Selected text ->

Marshland High School is a mixed secondary school in the King's Lynn and West Norfolk District of Norfolk, England, and in the village of West Walton (near Wisbech).

Description
Previously a foundation school administered by Norfolk County Council, Marshland High School converted to academy status in November 2015, however the school continues to coordinate with Norfolk County Council for admissions. It is part of the West Norfolk Academies Trust.

In 2018, Marshland received a 'good' rating from Ofsted.

Curriculum
Virtually all maintained schools and academies follow the National Curriculum, and are inspected by Ofsted on how well they succeed in delivering a 'broad and balanced curriculum'.

Key Stage 3 
The school, Marshland, decided in 2016 that Key Stage 3 should contains years 7, and 8 as pupils would be better served by doing a three-year exam-focused Key Stage 4. The increasing number of students entering the school  with very poor literacy skills and social skills is a concern.

Key Stage 4
Key Stage 4 contains years 9, 10 and eleven. Approximately 60% of the teaching time is dedicated to the core curriculum. Student will study GCSEs in: English Language and English Literature, Mathematics and either a double award trilogy science course or a triple award separate sciences.

Data excerpt ->
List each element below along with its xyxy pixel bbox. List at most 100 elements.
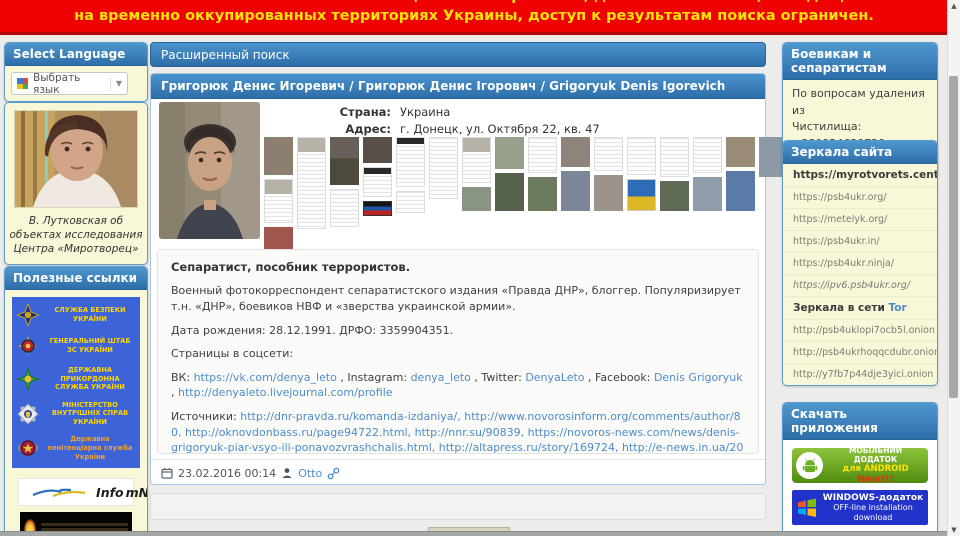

Parts of the exercise ->
1 – Answer these from the Marshland High School article:
(a) In what month and year did the school convert to academy status?
(b) What rating did the school receive from Ofsted in 2018?
(c) Roughly what share of Key Stage 4 teaching time goes to the core curriculum?
2 – Which section headings appear in the Marshland High School article? List all of them.
3 – Resume the Marshland High School article after its last sentence.
The lines above are material apart from the Marshland High School article.

Replies ->
1 –
(a) November 2015
(b) 'good'
(c) Approximately 60%

2 –
Description
Curriculum
Key Stage 3
Key Stage 4

3 –
Additional time is given to the following non-examined subjects: Core PE (non-examined) and Skills for Life.

Students are then offered 4 optional subjects which leads to a GSCE or a BTEC Level 2 vocational qualification. German and French are the languages offered.

Notable alumni

Neil Shephard, Frank B. Baird, Jr. Professor of Science in the Department of Economics and the Department of Statistics at Harvard University, studied at the school.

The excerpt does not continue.